◆ **EXERCISE DIRECTIONS**:
Repeat every line below exactly, word for word.

◆ **DATA TO PROCESS**:
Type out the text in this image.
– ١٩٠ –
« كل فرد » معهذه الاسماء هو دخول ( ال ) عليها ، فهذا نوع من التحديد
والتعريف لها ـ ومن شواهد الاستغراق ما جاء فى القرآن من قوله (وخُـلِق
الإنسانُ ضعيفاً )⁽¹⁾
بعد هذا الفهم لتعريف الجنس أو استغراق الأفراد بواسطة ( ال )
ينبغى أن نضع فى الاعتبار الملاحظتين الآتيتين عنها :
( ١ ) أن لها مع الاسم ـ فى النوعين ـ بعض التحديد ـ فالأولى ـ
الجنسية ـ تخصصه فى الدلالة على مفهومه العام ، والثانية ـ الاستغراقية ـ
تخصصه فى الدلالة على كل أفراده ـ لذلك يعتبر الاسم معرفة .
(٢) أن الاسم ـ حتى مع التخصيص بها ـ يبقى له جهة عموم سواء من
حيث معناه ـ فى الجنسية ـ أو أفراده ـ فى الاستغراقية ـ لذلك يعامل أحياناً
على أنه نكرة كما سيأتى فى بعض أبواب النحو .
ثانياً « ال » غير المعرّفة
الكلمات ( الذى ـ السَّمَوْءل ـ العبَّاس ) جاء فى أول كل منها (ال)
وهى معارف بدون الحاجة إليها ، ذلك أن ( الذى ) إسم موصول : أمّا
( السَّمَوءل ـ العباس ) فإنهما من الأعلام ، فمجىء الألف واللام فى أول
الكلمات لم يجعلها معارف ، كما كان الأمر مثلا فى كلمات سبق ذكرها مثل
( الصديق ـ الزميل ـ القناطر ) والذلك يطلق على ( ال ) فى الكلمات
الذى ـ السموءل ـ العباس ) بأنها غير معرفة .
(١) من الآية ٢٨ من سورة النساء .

◆ **ANSWER IN FULL**:
Type out the text in this image.
– ١٩٠ –
« كل فرد » معهذه الاسماء هو دخول ( ال ) عليها ، فهذا نوع من التحديد
والتعريف لها ـ ومن شواهد الاستغراق ما جاء فى القرآن من قوله (وخُـلِق
الإنسانُ ضعيفاً )⁽¹⁾
بعد هذا الفهم لتعريف الجنس أو استغراق الأفراد بواسطة ( ال )
ينبغى أن نضع فى الاعتبار الملاحظتين الآتيتين عنها :
( ١ ) أن لها مع الاسم ـ فى النوعين ـ بعض التحديد ـ فالأولى ـ
الجنسية ـ تخصصه فى الدلالة على مفهومه العام ، والثانية ـ الاستغراقية ـ
تخصصه فى الدلالة على كل أفراده ـ لذلك يعتبر الاسم معرفة .
(٢) أن الاسم ـ حتى مع التخصيص بها ـ يبقى له جهة عموم سواء من
حيث معناه ـ فى الجنسية ـ أو أفراده ـ فى الاستغراقية ـ لذلك يعامل أحياناً
على أنه نكرة كما سيأتى فى بعض أبواب النحو .
ثانياً « ال » غير المعرّفة
الكلمات ( الذى ـ السَّمَوْءل ـ العبَّاس ) جاء فى أول كل منها (ال)
وهى معارف بدون الحاجة إليها ، ذلك أن ( الذى ) إسم موصول : أمّا
( السَّمَوءل ـ العباس ) فإنهما من الأعلام ، فمجىء الألف واللام فى أول
الكلمات لم يجعلها معارف ، كما كان الأمر مثلا فى كلمات سبق ذكرها مثل
( الصديق ـ الزميل ـ القناطر ) والذلك يطلق على ( ال ) فى الكلمات
الذى ـ السموءل ـ العباس ) بأنها غير معرفة .
(١) من الآية ٢٨ من سورة النساء .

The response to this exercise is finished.